[Description of the task] Each record below is to be reproduced without any change.

[Supplied records]
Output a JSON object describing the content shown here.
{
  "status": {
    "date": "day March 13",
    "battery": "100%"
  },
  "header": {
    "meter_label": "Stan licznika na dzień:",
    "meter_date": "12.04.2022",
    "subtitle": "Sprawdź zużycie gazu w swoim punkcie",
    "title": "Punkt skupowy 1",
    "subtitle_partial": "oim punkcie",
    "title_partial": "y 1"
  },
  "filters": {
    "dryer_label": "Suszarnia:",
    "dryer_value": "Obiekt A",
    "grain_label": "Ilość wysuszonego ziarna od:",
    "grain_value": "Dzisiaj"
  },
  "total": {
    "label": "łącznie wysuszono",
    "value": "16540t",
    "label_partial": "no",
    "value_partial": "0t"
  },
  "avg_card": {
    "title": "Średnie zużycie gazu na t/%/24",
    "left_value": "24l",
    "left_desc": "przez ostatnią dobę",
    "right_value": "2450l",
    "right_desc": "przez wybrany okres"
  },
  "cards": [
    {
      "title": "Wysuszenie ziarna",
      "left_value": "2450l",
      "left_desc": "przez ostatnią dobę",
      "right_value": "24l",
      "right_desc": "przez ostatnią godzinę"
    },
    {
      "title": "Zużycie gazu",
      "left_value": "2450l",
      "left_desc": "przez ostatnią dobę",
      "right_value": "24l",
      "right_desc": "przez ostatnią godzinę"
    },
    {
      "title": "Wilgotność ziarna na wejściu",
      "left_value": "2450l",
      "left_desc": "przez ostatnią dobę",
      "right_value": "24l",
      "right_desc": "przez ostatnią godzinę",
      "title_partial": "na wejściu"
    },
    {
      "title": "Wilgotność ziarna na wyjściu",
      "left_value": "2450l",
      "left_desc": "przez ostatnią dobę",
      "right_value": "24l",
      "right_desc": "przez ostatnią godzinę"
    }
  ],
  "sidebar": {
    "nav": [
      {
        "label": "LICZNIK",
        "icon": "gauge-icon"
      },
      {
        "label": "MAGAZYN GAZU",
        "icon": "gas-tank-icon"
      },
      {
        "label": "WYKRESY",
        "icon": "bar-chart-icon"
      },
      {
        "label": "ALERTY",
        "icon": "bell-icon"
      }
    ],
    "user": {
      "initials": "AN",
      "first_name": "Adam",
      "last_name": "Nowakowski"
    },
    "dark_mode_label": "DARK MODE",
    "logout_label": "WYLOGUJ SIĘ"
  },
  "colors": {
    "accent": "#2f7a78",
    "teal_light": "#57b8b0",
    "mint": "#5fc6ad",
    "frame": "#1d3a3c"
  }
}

[Answer to the problem]
Output a JSON object describing the content shown here.
{
  "status": {
    "date": "day March 13",
    "battery": "100%"
  },
  "header": {
    "meter_label": "Stan licznika na dzień:",
    "meter_date": "12.04.2022",
    "subtitle": "Sprawdź zużycie gazu w swoim punkcie",
    "title": "Punkt skupowy 1",
    "subtitle_partial": "oim punkcie",
    "title_partial": "y 1"
  },
  "filters": {
    "dryer_label": "Suszarnia:",
    "dryer_value": "Obiekt A",
    "grain_label": "Ilość wysuszonego ziarna od:",
    "grain_value": "Dzisiaj"
  },
  "total": {
    "label": "łącznie wysuszono",
    "value": "16540t",
    "label_partial": "no",
    "value_partial": "0t"
  },
  "avg_card": {
    "title": "Średnie zużycie gazu na t/%/24",
    "left_value": "24l",
    "left_desc": "przez ostatnią dobę",
    "right_value": "2450l",
    "right_desc": "przez wybrany okres"
  },
  "cards": [
    {
      "title": "Wysuszenie ziarna",
      "left_value": "2450l",
      "left_desc": "przez ostatnią dobę",
      "right_value": "24l",
      "right_desc": "przez ostatnią godzinę"
    },
    {
      "title": "Zużycie gazu",
      "left_value": "2450l",
      "left_desc": "przez ostatnią dobę",
      "right_value": "24l",
      "right_desc": "przez ostatnią godzinę"
    },
    {
      "title": "Wilgotność ziarna na wejściu",
      "left_value": "2450l",
      "left_desc": "przez ostatnią dobę",
      "right_value": "24l",
      "right_desc": "przez ostatnią godzinę",
      "title_partial": "na wejściu"
    },
    {
      "title": "Wilgotność ziarna na wyjściu",
      "left_value": "2450l",
      "left_desc": "przez ostatnią dobę",
      "right_value": "24l",
      "right_desc": "przez ostatnią godzinę"
    }
  ],
  "sidebar": {
    "nav": [
      {
        "label": "LICZNIK",
        "icon": "gauge-icon"
      },
      {
        "label": "MAGAZYN GAZU",
        "icon": "gas-tank-icon"
      },
      {
        "label": "WYKRESY",
        "icon": "bar-chart-icon"
      },
      {
        "label": "ALERTY",
        "icon": "bell-icon"
      }
    ],
    "user": {
      "initials": "AN",
      "first_name": "Adam",
      "last_name": "Nowakowski"
    },
    "dark_mode_label": "DARK MODE",
    "logout_label": "WYLOGUJ SIĘ"
  },
  "colors": {
    "accent": "#2f7a78",
    "teal_light": "#57b8b0",
    "mint": "#5fc6ad",
    "frame": "#1d3a3c"
  }
}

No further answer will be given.